*WRITTEN INSTRUCTION*.
Repeat the entries below exactly as they appear, with no pictures.

[START OF SUPPLIED ENTRIES]

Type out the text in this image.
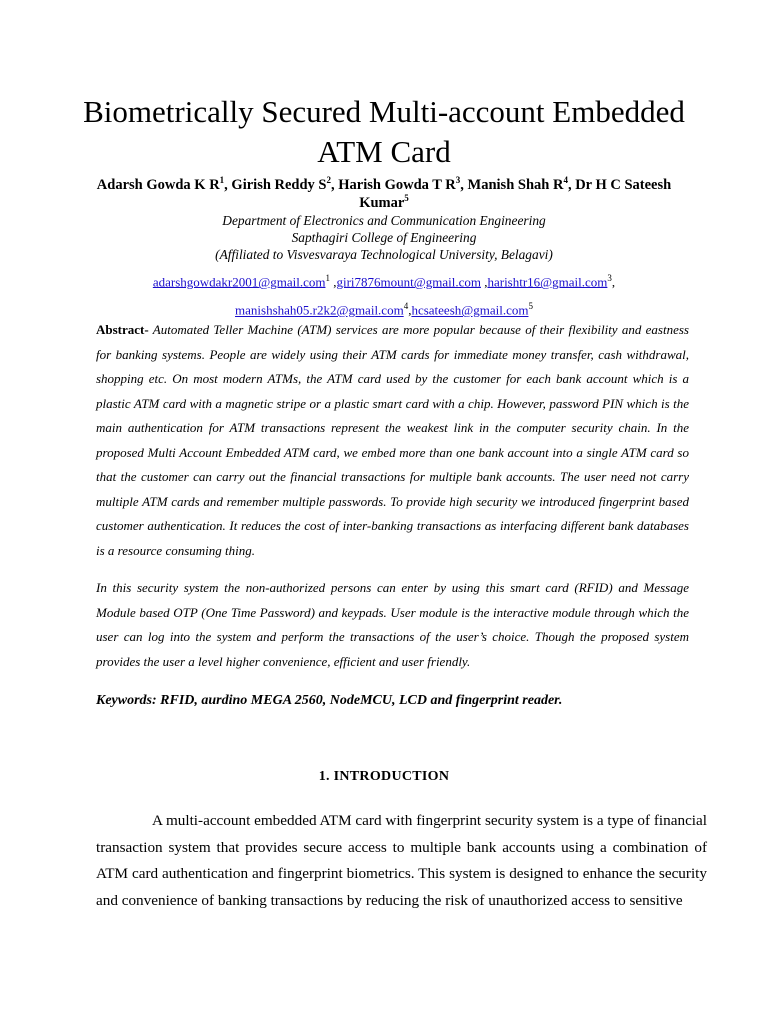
Biometrically Secured Multi-account Embedded ATM Card
Adarsh Gowda K $R^1$, Girish Reddy $S^2$, Harish Gowda T $R^3$, Manish Shah $R^4$, Dr H C Sateesh Kumar$^5$
Department of Electronics and Communication Engineering
Sapthagiri College of Engineering
(Affiliated to Visvesvaraya Technological University, Belagavi)
adarshgowdakr2001@gmail.com$^1$ ,giri7876mount@gmail.com ,harishtr16@gmail.com$^3$,
manishshah05.r2k2@gmail.com$^4$,hcsateesh@gmail.com$^5$

Abstract- Automated Teller Machine (ATM) services are more popular because of their flexibility and eastness for banking systems. People are widely using their ATM cards for immediate money transfer, cash withdrawal, shopping etc. On most modern ATMs, the ATM card used by the customer for each bank account which is a plastic ATM card with a magnetic stripe or a plastic smart card with a chip. However, password PIN which is the main authentication for ATM transactions represent the weakest link in the computer security chain. In the proposed Multi Account Embedded ATM card, we embed more than one bank account into a single ATM card so that the customer can carry out the financial transactions for multiple bank accounts. The user need not carry multiple ATM cards and remember multiple passwords. To provide high security we introduced fingerprint based customer authentication. It reduces the cost of inter-banking transactions as interfacing different bank databases is a resource consuming thing.

In this security system the non-authorized persons can enter by using this smart card (RFID) and Message Module based OTP (One Time Password) and keypads. User module is the interactive module through which the user can log into the system and perform the transactions of the user’s choice. Though the proposed system provides the user a level higher convenience, efficient and user friendly.

Keywords: RFID, aurdino MEGA 2560, NodeMCU, LCD and fingerprint reader.

1. INTRODUCTION

A multi-account embedded ATM card with fingerprint security system is a type of financial transaction system that provides secure access to multiple bank accounts using a combination of ATM card authentication and fingerprint biometrics. This system is designed to enhance the security and convenience of banking transactions by reducing the risk of unauthorized access to sensitive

[END OF SUPPLIED ENTRIES]

*ANSWER TO THIS TASK*.
Type out the text in this image.
Biometrically Secured Multi-account Embedded ATM Card
Adarsh Gowda K $R^1$, Girish Reddy $S^2$, Harish Gowda T $R^3$, Manish Shah $R^4$, Dr H C Sateesh Kumar$^5$
Department of Electronics and Communication Engineering
Sapthagiri College of Engineering
(Affiliated to Visvesvaraya Technological University, Belagavi)
adarshgowdakr2001@gmail.com$^1$ ,giri7876mount@gmail.com ,harishtr16@gmail.com$^3$,
manishshah05.r2k2@gmail.com$^4$,hcsateesh@gmail.com$^5$

Abstract- Automated Teller Machine (ATM) services are more popular because of their flexibility and eastness for banking systems. People are widely using their ATM cards for immediate money transfer, cash withdrawal, shopping etc. On most modern ATMs, the ATM card used by the customer for each bank account which is a plastic ATM card with a magnetic stripe or a plastic smart card with a chip. However, password PIN which is the main authentication for ATM transactions represent the weakest link in the computer security chain. In the proposed Multi Account Embedded ATM card, we embed more than one bank account into a single ATM card so that the customer can carry out the financial transactions for multiple bank accounts. The user need not carry multiple ATM cards and remember multiple passwords. To provide high security we introduced fingerprint based customer authentication. It reduces the cost of inter-banking transactions as interfacing different bank databases is a resource consuming thing.

In this security system the non-authorized persons can enter by using this smart card (RFID) and Message Module based OTP (One Time Password) and keypads. User module is the interactive module through which the user can log into the system and perform the transactions of the user’s choice. Though the proposed system provides the user a level higher convenience, efficient and user friendly.

Keywords: RFID, aurdino MEGA 2560, NodeMCU, LCD and fingerprint reader.

1. INTRODUCTION

A multi-account embedded ATM card with fingerprint security system is a type of financial transaction system that provides secure access to multiple bank accounts using a combination of ATM card authentication and fingerprint biometrics. This system is designed to enhance the security and convenience of banking transactions by reducing the risk of unauthorized access to sensitive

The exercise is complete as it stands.